Transcribe the lines below verbatim, skipping the images.

Dataset records:
====
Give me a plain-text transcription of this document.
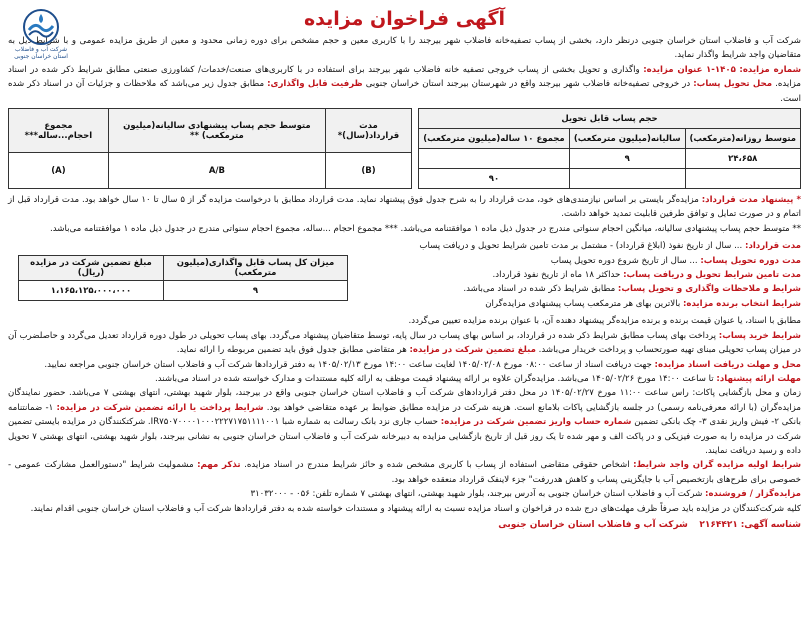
شرکت آب و فاضلاب
استان خراسان جنوبی
آگهی فراخوان مزایده

شرکت آب و فاضلاب استان خراسان جنوبی درنظر دارد، بخشی از پساب تصفیه‌خانه فاضلاب شهر بیرجند را با کاربری معین و حجم مشخص برای دوره زمانی محدود و معین از طریق مزایده عمومی و با شرایط ذیل به متقاضیان واجد شرایط واگذار نماید.

شماره مزایده: ۱۴۰۵-۱ عنوان مزایده: واگذاری و تحویل بخشی از پساب خروجی تصفیه خانه فاضلاب شهر بیرجند برای استفاده در با کاربری‌های صنعت/خدمات/ کشاورزی صنعتی مطابق شرایط ذکر شده در اسناد مزایده. محل تحویل پساب: در خروجی تصفیه‌خانه فاضلاب شهر بیرجند واقع در شهرستان بیرجند استان خراسان جنوبی ظرفیت قابل واگذاری: مطابق جدول زیر می‌باشد که ملاحظات و جزئیات آن در اسناد ذکر شده است.

حجم پساب قابل تحویل		
متوسط روزانه(مترمکعب)	سالیانه(میلیون مترمکعب)	مجموع ۱۰ ساله(میلیون مترمکعب)
۲۴،۶۵۸	۹	
		۹۰
مدت قرارداد(سال)*	متوسط حجم پساب پیشنهادی سالیانه(میلیون مترمکعب) **	مجموع احجام...ساله***
(B)	A/B	(A)

* پیشنهاد مدت قرارداد: مزایده‌گر بایستی بر اساس نیازمندی‌های خود، مدت قرارداد را به شرح جدول فوق پیشنهاد نماید. مدت قرارداد مطابق با درخواست مزایده گر از ۵ سال تا ۱۰ سال خواهد بود. مدت قرارداد قبل از اتمام و در صورت تمایل و توافق طرفین قابلیت تمدید خواهد داشت.

** متوسط حجم پساب پیشنهادی سالیانه، میانگین احجام سنواتی مندرج در جدول ذیل ماده ۱ موافقتنامه می‌باشد. *** مجموع احجام ...ساله، مجموع احجام سنواتی مندرج در جدول ذیل ماده ۱ موافقتنامه می‌باشد.

مدت قرارداد: ... سال از تاریخ نفوذ (ابلاغ قرارداد) - مشتمل بر مدت تامین شرایط تحویل و دریافت پساب

مدت دوره تحویل پساب: ... سال از تاریخ شروع دوره تحویل پساب

مدت تامین شرایط تحویل و دریافت پساب: حداکثر ۱۸ ماه از تاریخ نفوذ قرارداد.

شرایط و ملاحظات واگذاری و تحویل پساب: مطابق شرایط ذکر شده در اسناد می‌باشد.

شرایط انتخاب برنده مزایده: بالاترین بهای هر مترمکعب پساب پیشنهادی مزایده‌گران

میزان کل پساب قابل واگذاری(میلیون مترمکعب)	مبلغ تضمین شرکت در مزایده (ریال)
۹	۱،۱۶۵،۱۲۵،۰۰۰،۰۰۰

مطابق با اسناد، یا عنوان قیمت برنده و برنده مزایده‌گر پیشنهاد دهنده آن، با عنوان برنده مزایده تعیین می‌گردد.

شرایط خرید پساب: پرداخت بهای پساب مطابق شرایط ذکر شده در قرارداد، بر اساس بهای پساب در سال پایه، توسط متقاضیان پیشنهاد می‌گردد. بهای پساب تحویلی در طول دوره قرارداد تعدیل می‌گردد و حاصلضرب آن در میزان پساب تحویلی مبنای تهیه صورتحساب و پرداخت خریدار می‌باشد. مبلغ تضمین شرکت در مزایده: هر متقاضی مطابق جدول فوق باید تضمین مربوطه را ارائه نماید.

محل و مهلت دریافت اسناد مزایده: جهت دریافت اسناد از ساعت ۰۸:۰۰ مورخ ۱۴۰۵/۰۲/۰۸ لغایت ساعت ۱۴:۰۰ مورخ ۱۴۰۵/۰۲/۱۳ به دفتر قراردادها شرکت آب و فاضلاب استان خراسان جنوبی مراجعه نمایید.

مهلت ارائه پیشنهاد: تا ساعت ۱۴:۰۰ مورخ ۱۴۰۵/۰۲/۲۶ می‌باشد. مزایده‌گران علاوه بر ارائه پیشنهاد قیمت موظف به ارائه کلیه مستندات و مدارک خواسته شده در اسناد می‌باشند.

زمان و محل بازگشایی پاکات: راس ساعت ۱۱:۰۰ مورخ ۱۴۰۵/۰۲/۲۷ در محل دفتر قراردادهای شرکت آب و فاضلاب استان خراسان جنوبی واقع در بیرجند، بلوار شهید بهشتی، انتهای بهشتی ۷ می‌باشد. حضور نمایندگان مزایده‌گران (با ارائه معرفی‌نامه رسمی) در جلسه بازگشایی پاکات بلامانع است. هزینه شرکت در مزایده مطابق ضوابط بر عهده متقاضی خواهد بود. شرایط پرداخت یا ارائه تضمین شرکت در مزایده: ۱- ضمانتنامه بانکی ۲- فیش واریز نقدی ۳- چک بانکی تضمین شماره حساب واریز تضمین شرکت در مزایده: حساب جاری نزد بانک رسالت به شماره شبا IR۷۵۰۷۰۰۰۰۱۰۰۰۲۲۲۷۱۷۵۱۱۱۱۰۰۱. شرکتکنندگان در مزایده بایستی تضمین شرکت در مزایده را به صورت فیزیکی و در پاکت الف و مهر شده تا یک روز قبل از تاریخ بازگشایی مزایده به دبیرخانه شرکت آب و فاضلاب استان خراسان جنوبی به نشانی بیرجند، بلوار شهید بهشتی، انتهای بهشتی ۷ تحویل داده و رسید دریافت نمایند.

شرایط اولیه مزایده گران واجد شرایط: اشخاص حقوقی متقاضی استفاده از پساب با کاربری مشخص شده و حائز شرایط مندرج در اسناد مزایده. تذکر مهم: مشمولیت شرایط "دستورالعمل مشارکت عمومی - خصوصی برای طرح‌های بازتخصیص آب با جایگزینی پساب و کاهش هدررفت" جزء لاینفک قرارداد منعقده خواهد بود.

مزایده‌گزار / فروشنده: شرکت آب و فاضلاب استان خراسان جنوبی به آدرس بیرجند، بلوار شهید بهشتی، انتهای بهشتی ۷ شماره تلفن: ۰۵۶ - ۳۱۰۳۲۰۰۰

کلیه شرکت‌کنندگان در مزایده باید صرفاً ظرف مهلت‌های درج شده در فراخوان و اسناد مزایده نسبت به ارائه پیشنهاد و مستندات خواسته شده به دفتر قراردادها شرکت آب و فاضلاب استان خراسان جنوبی اقدام نمایند.

شناسه آگهی: ۲۱۶۴۴۲۱    شرکت آب و فاضلاب استان خراسان جنوبی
====
COMPLETE ANSWER:
Give me a plain-text transcription of this document.
شرکت آب و فاضلاب
استان خراسان جنوبی
آگهی فراخوان مزایده

شرکت آب و فاضلاب استان خراسان جنوبی درنظر دارد، بخشی از پساب تصفیه‌خانه فاضلاب شهر بیرجند را با کاربری معین و حجم مشخص برای دوره زمانی محدود و معین از طریق مزایده عمومی و با شرایط ذیل به متقاضیان واجد شرایط واگذار نماید.

شماره مزایده: ۱۴۰۵-۱ عنوان مزایده: واگذاری و تحویل بخشی از پساب خروجی تصفیه خانه فاضلاب شهر بیرجند برای استفاده در با کاربری‌های صنعت/خدمات/ کشاورزی صنعتی مطابق شرایط ذکر شده در اسناد مزایده. محل تحویل پساب: در خروجی تصفیه‌خانه فاضلاب شهر بیرجند واقع در شهرستان بیرجند استان خراسان جنوبی ظرفیت قابل واگذاری: مطابق جدول زیر می‌باشد که ملاحظات و جزئیات آن در اسناد ذکر شده است.

حجم پساب قابل تحویل		
متوسط روزانه(مترمکعب)	سالیانه(میلیون مترمکعب)	مجموع ۱۰ ساله(میلیون مترمکعب)
۲۴،۶۵۸	۹	
		۹۰
مدت قرارداد(سال)*	متوسط حجم پساب پیشنهادی سالیانه(میلیون مترمکعب) **	مجموع احجام...ساله***
(B)	A/B	(A)

* پیشنهاد مدت قرارداد: مزایده‌گر بایستی بر اساس نیازمندی‌های خود، مدت قرارداد را به شرح جدول فوق پیشنهاد نماید. مدت قرارداد مطابق با درخواست مزایده گر از ۵ سال تا ۱۰ سال خواهد بود. مدت قرارداد قبل از اتمام و در صورت تمایل و توافق طرفین قابلیت تمدید خواهد داشت.

** متوسط حجم پساب پیشنهادی سالیانه، میانگین احجام سنواتی مندرج در جدول ذیل ماده ۱ موافقتنامه می‌باشد. *** مجموع احجام ...ساله، مجموع احجام سنواتی مندرج در جدول ذیل ماده ۱ موافقتنامه می‌باشد.

مدت قرارداد: ... سال از تاریخ نفوذ (ابلاغ قرارداد) - مشتمل بر مدت تامین شرایط تحویل و دریافت پساب

مدت دوره تحویل پساب: ... سال از تاریخ شروع دوره تحویل پساب

مدت تامین شرایط تحویل و دریافت پساب: حداکثر ۱۸ ماه از تاریخ نفوذ قرارداد.

شرایط و ملاحظات واگذاری و تحویل پساب: مطابق شرایط ذکر شده در اسناد می‌باشد.

شرایط انتخاب برنده مزایده: بالاترین بهای هر مترمکعب پساب پیشنهادی مزایده‌گران

میزان کل پساب قابل واگذاری(میلیون مترمکعب)	مبلغ تضمین شرکت در مزایده (ریال)
۹	۱،۱۶۵،۱۲۵،۰۰۰،۰۰۰

مطابق با اسناد، یا عنوان قیمت برنده و برنده مزایده‌گر پیشنهاد دهنده آن، با عنوان برنده مزایده تعیین می‌گردد.

شرایط خرید پساب: پرداخت بهای پساب مطابق شرایط ذکر شده در قرارداد، بر اساس بهای پساب در سال پایه، توسط متقاضیان پیشنهاد می‌گردد. بهای پساب تحویلی در طول دوره قرارداد تعدیل می‌گردد و حاصلضرب آن در میزان پساب تحویلی مبنای تهیه صورتحساب و پرداخت خریدار می‌باشد. مبلغ تضمین شرکت در مزایده: هر متقاضی مطابق جدول فوق باید تضمین مربوطه را ارائه نماید.

محل و مهلت دریافت اسناد مزایده: جهت دریافت اسناد از ساعت ۰۸:۰۰ مورخ ۱۴۰۵/۰۲/۰۸ لغایت ساعت ۱۴:۰۰ مورخ ۱۴۰۵/۰۲/۱۳ به دفتر قراردادها شرکت آب و فاضلاب استان خراسان جنوبی مراجعه نمایید.

مهلت ارائه پیشنهاد: تا ساعت ۱۴:۰۰ مورخ ۱۴۰۵/۰۲/۲۶ می‌باشد. مزایده‌گران علاوه بر ارائه پیشنهاد قیمت موظف به ارائه کلیه مستندات و مدارک خواسته شده در اسناد می‌باشند.

زمان و محل بازگشایی پاکات: راس ساعت ۱۱:۰۰ مورخ ۱۴۰۵/۰۲/۲۷ در محل دفتر قراردادهای شرکت آب و فاضلاب استان خراسان جنوبی واقع در بیرجند، بلوار شهید بهشتی، انتهای بهشتی ۷ می‌باشد. حضور نمایندگان مزایده‌گران (با ارائه معرفی‌نامه رسمی) در جلسه بازگشایی پاکات بلامانع است. هزینه شرکت در مزایده مطابق ضوابط بر عهده متقاضی خواهد بود. شرایط پرداخت یا ارائه تضمین شرکت در مزایده: ۱- ضمانتنامه بانکی ۲- فیش واریز نقدی ۳- چک بانکی تضمین شماره حساب واریز تضمین شرکت در مزایده: حساب جاری نزد بانک رسالت به شماره شبا IR۷۵۰۷۰۰۰۰۱۰۰۰۲۲۲۷۱۷۵۱۱۱۱۰۰۱. شرکتکنندگان در مزایده بایستی تضمین شرکت در مزایده را به صورت فیزیکی و در پاکت الف و مهر شده تا یک روز قبل از تاریخ بازگشایی مزایده به دبیرخانه شرکت آب و فاضلاب استان خراسان جنوبی به نشانی بیرجند، بلوار شهید بهشتی، انتهای بهشتی ۷ تحویل داده و رسید دریافت نمایند.

شرایط اولیه مزایده گران واجد شرایط: اشخاص حقوقی متقاضی استفاده از پساب با کاربری مشخص شده و حائز شرایط مندرج در اسناد مزایده. تذکر مهم: مشمولیت شرایط "دستورالعمل مشارکت عمومی - خصوصی برای طرح‌های بازتخصیص آب با جایگزینی پساب و کاهش هدررفت" جزء لاینفک قرارداد منعقده خواهد بود.

مزایده‌گزار / فروشنده: شرکت آب و فاضلاب استان خراسان جنوبی به آدرس بیرجند، بلوار شهید بهشتی، انتهای بهشتی ۷ شماره تلفن: ۰۵۶ - ۳۱۰۳۲۰۰۰

کلیه شرکت‌کنندگان در مزایده باید صرفاً ظرف مهلت‌های درج شده در فراخوان و اسناد مزایده نسبت به ارائه پیشنهاد و مستندات خواسته شده به دفتر قراردادها شرکت آب و فاضلاب استان خراسان جنوبی اقدام نمایند.

شناسه آگهی: ۲۱۶۴۴۲۱    شرکت آب و فاضلاب استان خراسان جنوبی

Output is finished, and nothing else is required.